[Task objective]
An exact copy of the records is required, minus the pictures they hold.

------ Material to process ------

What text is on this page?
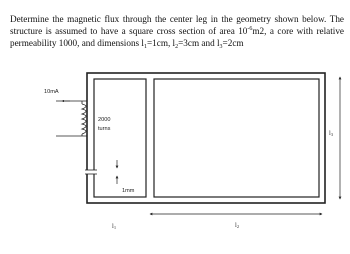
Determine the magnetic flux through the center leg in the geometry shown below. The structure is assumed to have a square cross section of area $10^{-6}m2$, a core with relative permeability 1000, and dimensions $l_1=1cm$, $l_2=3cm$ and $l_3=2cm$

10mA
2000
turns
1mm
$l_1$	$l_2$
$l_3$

------

[Result below]
What text is on this page?
Determine the magnetic flux through the center leg in the geometry shown below. The structure is assumed to have a square cross section of area $10^{-6}m2$, a core with relative permeability 1000, and dimensions $l_1=1cm$, $l_2=3cm$ and $l_3=2cm$

10mA
2000
turns
1mm
$l_1$	$l_2$
$l_3$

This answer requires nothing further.